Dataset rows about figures
'''

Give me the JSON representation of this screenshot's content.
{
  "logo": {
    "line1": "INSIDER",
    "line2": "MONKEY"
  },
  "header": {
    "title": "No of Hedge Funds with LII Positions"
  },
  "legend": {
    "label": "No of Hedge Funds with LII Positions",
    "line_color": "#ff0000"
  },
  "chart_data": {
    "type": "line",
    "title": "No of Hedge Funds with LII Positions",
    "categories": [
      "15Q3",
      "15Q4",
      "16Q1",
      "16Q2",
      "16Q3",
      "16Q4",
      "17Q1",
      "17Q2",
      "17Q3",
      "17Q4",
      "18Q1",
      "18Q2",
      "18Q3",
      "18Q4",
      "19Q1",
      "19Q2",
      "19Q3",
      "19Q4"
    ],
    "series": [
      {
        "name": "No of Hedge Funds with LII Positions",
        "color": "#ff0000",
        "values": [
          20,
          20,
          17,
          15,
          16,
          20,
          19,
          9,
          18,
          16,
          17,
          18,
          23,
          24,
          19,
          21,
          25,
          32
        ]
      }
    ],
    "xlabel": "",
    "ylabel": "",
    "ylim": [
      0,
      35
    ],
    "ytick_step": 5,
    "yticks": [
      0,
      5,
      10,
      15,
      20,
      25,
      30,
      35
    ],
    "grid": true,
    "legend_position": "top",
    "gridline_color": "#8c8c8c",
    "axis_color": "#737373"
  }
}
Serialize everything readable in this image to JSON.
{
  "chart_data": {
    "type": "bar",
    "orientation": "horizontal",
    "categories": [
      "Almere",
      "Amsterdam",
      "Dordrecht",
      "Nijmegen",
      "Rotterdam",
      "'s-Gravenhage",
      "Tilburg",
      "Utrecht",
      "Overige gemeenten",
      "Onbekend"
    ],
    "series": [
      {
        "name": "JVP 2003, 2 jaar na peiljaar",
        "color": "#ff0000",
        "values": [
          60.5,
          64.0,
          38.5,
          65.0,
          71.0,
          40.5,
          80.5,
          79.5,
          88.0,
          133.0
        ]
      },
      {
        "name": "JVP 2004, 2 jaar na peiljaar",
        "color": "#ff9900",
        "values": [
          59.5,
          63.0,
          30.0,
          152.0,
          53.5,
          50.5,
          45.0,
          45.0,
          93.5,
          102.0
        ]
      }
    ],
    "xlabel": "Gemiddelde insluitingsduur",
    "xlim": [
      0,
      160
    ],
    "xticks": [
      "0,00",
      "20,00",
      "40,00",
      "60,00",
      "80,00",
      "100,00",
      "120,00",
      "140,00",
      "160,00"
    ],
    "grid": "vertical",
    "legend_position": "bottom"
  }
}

'''

Every entry must be quoted exactly as it appears above.

Give me the JSON representation of this screenshot's content.
{
  "logo": {
    "line1": "INSIDER",
    "line2": "MONKEY"
  },
  "header": {
    "title": "No of Hedge Funds with LII Positions"
  },
  "legend": {
    "label": "No of Hedge Funds with LII Positions",
    "line_color": "#ff0000"
  },
  "chart_data": {
    "type": "line",
    "title": "No of Hedge Funds with LII Positions",
    "categories": [
      "15Q3",
      "15Q4",
      "16Q1",
      "16Q2",
      "16Q3",
      "16Q4",
      "17Q1",
      "17Q2",
      "17Q3",
      "17Q4",
      "18Q1",
      "18Q2",
      "18Q3",
      "18Q4",
      "19Q1",
      "19Q2",
      "19Q3",
      "19Q4"
    ],
    "series": [
      {
        "name": "No of Hedge Funds with LII Positions",
        "color": "#ff0000",
        "values": [
          20,
          20,
          17,
          15,
          16,
          20,
          19,
          9,
          18,
          16,
          17,
          18,
          23,
          24,
          19,
          21,
          25,
          32
        ]
      }
    ],
    "xlabel": "",
    "ylabel": "",
    "ylim": [
      0,
      35
    ],
    "ytick_step": 5,
    "yticks": [
      0,
      5,
      10,
      15,
      20,
      25,
      30,
      35
    ],
    "grid": true,
    "legend_position": "top",
    "gridline_color": "#8c8c8c",
    "axis_color": "#737373"
  }
}
Serialize everything readable in this image to JSON.
{
  "chart_data": {
    "type": "bar",
    "orientation": "horizontal",
    "categories": [
      "Almere",
      "Amsterdam",
      "Dordrecht",
      "Nijmegen",
      "Rotterdam",
      "'s-Gravenhage",
      "Tilburg",
      "Utrecht",
      "Overige gemeenten",
      "Onbekend"
    ],
    "series": [
      {
        "name": "JVP 2003, 2 jaar na peiljaar",
        "color": "#ff0000",
        "values": [
          60.5,
          64.0,
          38.5,
          65.0,
          71.0,
          40.5,
          80.5,
          79.5,
          88.0,
          133.0
        ]
      },
      {
        "name": "JVP 2004, 2 jaar na peiljaar",
        "color": "#ff9900",
        "values": [
          59.5,
          63.0,
          30.0,
          152.0,
          53.5,
          50.5,
          45.0,
          45.0,
          93.5,
          102.0
        ]
      }
    ],
    "xlabel": "Gemiddelde insluitingsduur",
    "xlim": [
      0,
      160
    ],
    "xticks": [
      "0,00",
      "20,00",
      "40,00",
      "60,00",
      "80,00",
      "100,00",
      "120,00",
      "140,00",
      "160,00"
    ],
    "grid": "vertical",
    "legend_position": "bottom"
  }
}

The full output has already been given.